**EXERCISE TASK**: Set out every line of the rows below as a Markdown table with two columns, "No." for the row number and "Line" for the line itself, omitting any blank lines.

**MATERIAL SUPPLIED**:
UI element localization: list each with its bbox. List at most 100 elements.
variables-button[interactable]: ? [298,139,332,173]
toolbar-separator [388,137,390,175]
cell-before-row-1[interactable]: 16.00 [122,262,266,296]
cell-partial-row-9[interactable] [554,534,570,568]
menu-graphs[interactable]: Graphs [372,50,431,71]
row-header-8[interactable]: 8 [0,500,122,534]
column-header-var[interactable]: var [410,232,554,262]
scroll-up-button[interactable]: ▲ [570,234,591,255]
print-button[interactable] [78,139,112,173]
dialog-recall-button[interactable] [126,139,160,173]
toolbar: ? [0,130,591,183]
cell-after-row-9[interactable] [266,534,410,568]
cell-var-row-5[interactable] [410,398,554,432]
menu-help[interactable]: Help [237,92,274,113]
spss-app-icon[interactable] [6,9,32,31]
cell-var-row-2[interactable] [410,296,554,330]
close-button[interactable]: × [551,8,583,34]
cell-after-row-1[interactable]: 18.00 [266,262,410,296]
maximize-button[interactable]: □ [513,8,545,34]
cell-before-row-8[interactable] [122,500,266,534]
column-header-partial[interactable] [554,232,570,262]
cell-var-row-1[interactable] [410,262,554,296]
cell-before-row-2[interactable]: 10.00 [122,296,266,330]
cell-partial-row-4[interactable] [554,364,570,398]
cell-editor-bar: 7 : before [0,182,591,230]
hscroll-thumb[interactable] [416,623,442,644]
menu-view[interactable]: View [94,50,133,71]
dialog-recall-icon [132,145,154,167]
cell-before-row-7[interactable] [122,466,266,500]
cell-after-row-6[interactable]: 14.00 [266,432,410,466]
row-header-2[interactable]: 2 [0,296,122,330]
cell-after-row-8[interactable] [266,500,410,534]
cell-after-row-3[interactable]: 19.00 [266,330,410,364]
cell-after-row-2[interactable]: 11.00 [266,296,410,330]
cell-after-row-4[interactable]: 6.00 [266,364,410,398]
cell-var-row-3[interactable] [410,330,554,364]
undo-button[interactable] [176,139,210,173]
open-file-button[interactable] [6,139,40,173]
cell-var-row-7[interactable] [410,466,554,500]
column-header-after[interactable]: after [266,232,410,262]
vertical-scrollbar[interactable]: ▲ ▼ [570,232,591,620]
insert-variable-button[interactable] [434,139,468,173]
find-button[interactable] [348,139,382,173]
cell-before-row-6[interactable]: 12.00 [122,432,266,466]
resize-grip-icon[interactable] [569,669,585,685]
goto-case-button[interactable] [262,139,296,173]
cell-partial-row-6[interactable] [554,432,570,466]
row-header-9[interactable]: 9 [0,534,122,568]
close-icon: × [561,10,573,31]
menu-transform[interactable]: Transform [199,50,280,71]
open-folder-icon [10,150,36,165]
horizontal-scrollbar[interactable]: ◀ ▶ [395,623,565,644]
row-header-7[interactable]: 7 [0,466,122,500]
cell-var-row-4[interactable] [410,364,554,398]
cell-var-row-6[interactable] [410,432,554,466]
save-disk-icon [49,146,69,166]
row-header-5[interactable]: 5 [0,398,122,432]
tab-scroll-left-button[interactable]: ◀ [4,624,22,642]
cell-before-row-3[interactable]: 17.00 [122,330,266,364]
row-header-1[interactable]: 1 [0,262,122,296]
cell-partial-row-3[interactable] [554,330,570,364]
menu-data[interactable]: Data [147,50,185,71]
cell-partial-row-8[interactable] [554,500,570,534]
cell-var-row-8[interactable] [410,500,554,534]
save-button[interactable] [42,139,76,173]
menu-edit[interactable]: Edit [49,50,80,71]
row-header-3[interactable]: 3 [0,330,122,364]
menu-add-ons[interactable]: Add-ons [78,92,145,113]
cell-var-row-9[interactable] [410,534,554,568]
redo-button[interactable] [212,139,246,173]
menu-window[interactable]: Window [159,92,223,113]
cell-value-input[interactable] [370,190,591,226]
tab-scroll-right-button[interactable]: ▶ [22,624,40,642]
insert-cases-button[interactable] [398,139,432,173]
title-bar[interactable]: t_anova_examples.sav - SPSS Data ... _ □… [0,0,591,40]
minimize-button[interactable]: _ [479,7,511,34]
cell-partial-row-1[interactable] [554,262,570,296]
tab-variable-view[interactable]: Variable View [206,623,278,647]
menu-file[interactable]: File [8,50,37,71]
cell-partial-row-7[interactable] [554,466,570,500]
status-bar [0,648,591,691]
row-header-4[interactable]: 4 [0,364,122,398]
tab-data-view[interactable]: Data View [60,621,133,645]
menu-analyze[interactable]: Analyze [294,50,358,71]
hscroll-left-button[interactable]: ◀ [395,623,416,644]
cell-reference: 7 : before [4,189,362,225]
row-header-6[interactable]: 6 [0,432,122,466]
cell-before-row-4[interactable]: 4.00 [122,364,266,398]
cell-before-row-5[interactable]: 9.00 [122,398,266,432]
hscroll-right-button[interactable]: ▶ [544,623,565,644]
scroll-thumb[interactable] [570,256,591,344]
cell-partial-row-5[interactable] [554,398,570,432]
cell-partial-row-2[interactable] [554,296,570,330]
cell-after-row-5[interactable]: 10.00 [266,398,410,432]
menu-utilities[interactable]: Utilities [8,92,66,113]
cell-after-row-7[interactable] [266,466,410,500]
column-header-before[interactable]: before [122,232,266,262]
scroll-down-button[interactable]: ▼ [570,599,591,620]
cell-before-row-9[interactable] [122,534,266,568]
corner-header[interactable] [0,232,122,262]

**RESPONSE TO THIS EXERCISE**:
| No. | Line |
|---|---|
| 1 | UI element localization: list each with its bbox. List at most 100 elements. |
| 2 | variables-button[interactable]: ? [298,139,332,173] |
| 3 | toolbar-separator [388,137,390,175] |
| 4 | cell-before-row-1[interactable]: 16.00 [122,262,266,296] |
| 5 | cell-partial-row-9[interactable] [554,534,570,568] |
| 6 | menu-graphs[interactable]: Graphs [372,50,431,71] |
| 7 | row-header-8[interactable]: 8 [0,500,122,534] |
| 8 | column-header-var[interactable]: var [410,232,554,262] |
| 9 | scroll-up-button[interactable]: ▲ [570,234,591,255] |
| 10 | print-button[interactable] [78,139,112,173] |
| 11 | dialog-recall-button[interactable] [126,139,160,173] |
| 12 | toolbar: ? [0,130,591,183] |
| 13 | cell-after-row-9[interactable] [266,534,410,568] |
| 14 | cell-var-row-5[interactable] [410,398,554,432] |
| 15 | menu-help[interactable]: Help [237,92,274,113] |
| 16 | spss-app-icon[interactable] [6,9,32,31] |
| 17 | cell-var-row-2[interactable] [410,296,554,330] |
| 18 | close-button[interactable]: × [551,8,583,34] |
| 19 | cell-after-row-1[interactable]: 18.00 [266,262,410,296] |
| 20 | maximize-button[interactable]: □ [513,8,545,34] |
| 21 | cell-before-row-8[interactable] [122,500,266,534] |
| 22 | column-header-partial[interactable] [554,232,570,262] |
| 23 | cell-var-row-1[interactable] [410,262,554,296] |
| 24 | cell-before-row-2[interactable]: 10.00 [122,296,266,330] |
| 25 | cell-partial-row-4[interactable] [554,364,570,398] |
| 26 | cell-editor-bar: 7 : before [0,182,591,230] |
| 27 | hscroll-thumb[interactable] [416,623,442,644] |
| 28 | menu-view[interactable]: View [94,50,133,71] |
| 29 | dialog-recall-icon [132,145,154,167] |
| 30 | cell-before-row-7[interactable] [122,466,266,500] |
| 31 | cell-after-row-6[interactable]: 14.00 [266,432,410,466] |
| 32 | row-header-2[interactable]: 2 [0,296,122,330] |
| 33 | cell-after-row-8[interactable] [266,500,410,534] |
| 34 | cell-after-row-3[interactable]: 19.00 [266,330,410,364] |
| 35 | cell-after-row-2[interactable]: 11.00 [266,296,410,330] |
| 36 | cell-after-row-4[interactable]: 6.00 [266,364,410,398] |
| 37 | cell-var-row-3[interactable] [410,330,554,364] |
| 38 | undo-button[interactable] [176,139,210,173] |
| 39 | open-file-button[interactable] [6,139,40,173] |
| 40 | cell-var-row-7[interactable] [410,466,554,500] |
| 41 | column-header-after[interactable]: after [266,232,410,262] |
| 42 | vertical-scrollbar[interactable]: ▲ ▼ [570,232,591,620] |
| 43 | insert-variable-button[interactable] [434,139,468,173] |
| 44 | find-button[interactable] [348,139,382,173] |
| 45 | cell-before-row-6[interactable]: 12.00 [122,432,266,466] |
| 46 | resize-grip-icon[interactable] [569,669,585,685] |
| 47 | goto-case-button[interactable] [262,139,296,173] |
| 48 | cell-partial-row-6[interactable] [554,432,570,466] |
| 49 | row-header-9[interactable]: 9 [0,534,122,568] |
| 50 | close-icon: × [561,10,573,31] |
| 51 | menu-transform[interactable]: Transform [199,50,280,71] |
| 52 | open-folder-icon [10,150,36,165] |
| 53 | horizontal-scrollbar[interactable]: ◀ ▶ [395,623,565,644] |
| 54 | row-header-7[interactable]: 7 [0,466,122,500] |
| 55 | cell-var-row-4[interactable] [410,364,554,398] |
| 56 | cell-var-row-6[interactable] [410,432,554,466] |
| 57 | save-disk-icon [49,146,69,166] |
| 58 | row-header-5[interactable]: 5 [0,398,122,432] |
| 59 | tab-scroll-left-button[interactable]: ◀ [4,624,22,642] |
| 60 | cell-before-row-3[interactable]: 17.00 [122,330,266,364] |
| 61 | row-header-1[interactable]: 1 [0,262,122,296] |
| 62 | cell-partial-row-3[interactable] [554,330,570,364] |
| 63 | menu-data[interactable]: Data [147,50,185,71] |
| 64 | cell-partial-row-8[interactable] [554,500,570,534] |
| 65 | cell-var-row-8[interactable] [410,500,554,534] |
| 66 | save-button[interactable] [42,139,76,173] |
| 67 | menu-edit[interactable]: Edit [49,50,80,71] |
| 68 | row-header-3[interactable]: 3 [0,330,122,364] |
| 69 | menu-add-ons[interactable]: Add-ons [78,92,145,113] |
| 70 | cell-var-row-9[interactable] [410,534,554,568] |
| 71 | redo-button[interactable] [212,139,246,173] |
| 72 | menu-window[interactable]: Window [159,92,223,113] |
| 73 | cell-value-input[interactable] [370,190,591,226] |
| 74 | tab-scroll-right-button[interactable]: ▶ [22,624,40,642] |
| 75 | insert-cases-button[interactable] [398,139,432,173] |
| 76 | title-bar[interactable]: t_anova_examples.sav - SPSS Data ... _ □… [0,0,591,40] |
| 77 | minimize-button[interactable]: _ [479,7,511,34] |
| 78 | cell-partial-row-1[interactable] [554,262,570,296] |
| 79 | tab-variable-view[interactable]: Variable View [206,623,278,647] |
| 80 | menu-file[interactable]: File [8,50,37,71] |
| 81 | cell-partial-row-7[interactable] [554,466,570,500] |
| 82 | status-bar [0,648,591,691] |
| 83 | row-header-4[interactable]: 4 [0,364,122,398] |
| 84 | tab-data-view[interactable]: Data View [60,621,133,645] |
| 85 | menu-analyze[interactable]: Analyze [294,50,358,71] |
| 86 | hscroll-left-button[interactable]: ◀ [395,623,416,644] |
| 87 | cell-reference: 7 : before [4,189,362,225] |
| 88 | row-header-6[interactable]: 6 [0,432,122,466] |
| 89 | cell-before-row-4[interactable]: 4.00 [122,364,266,398] |
| 90 | cell-before-row-5[interactable]: 9.00 [122,398,266,432] |
| 91 | hscroll-right-button[interactable]: ▶ [544,623,565,644] |
| 92 | scroll-thumb[interactable] [570,256,591,344] |
| 93 | cell-partial-row-5[interactable] [554,398,570,432] |
| 94 | cell-partial-row-2[interactable] [554,296,570,330] |
| 95 | cell-after-row-5[interactable]: 10.00 [266,398,410,432] |
| 96 | menu-utilities[interactable]: Utilities [8,92,66,113] |
| 97 | cell-after-row-7[interactable] [266,466,410,500] |
| 98 | column-header-before[interactable]: before [122,232,266,262] |
| 99 | scroll-down-button[interactable]: ▼ [570,599,591,620] |
| 100 | cell-before-row-9[interactable] [122,534,266,568] |
| 101 | corner-header[interactable] [0,232,122,262] |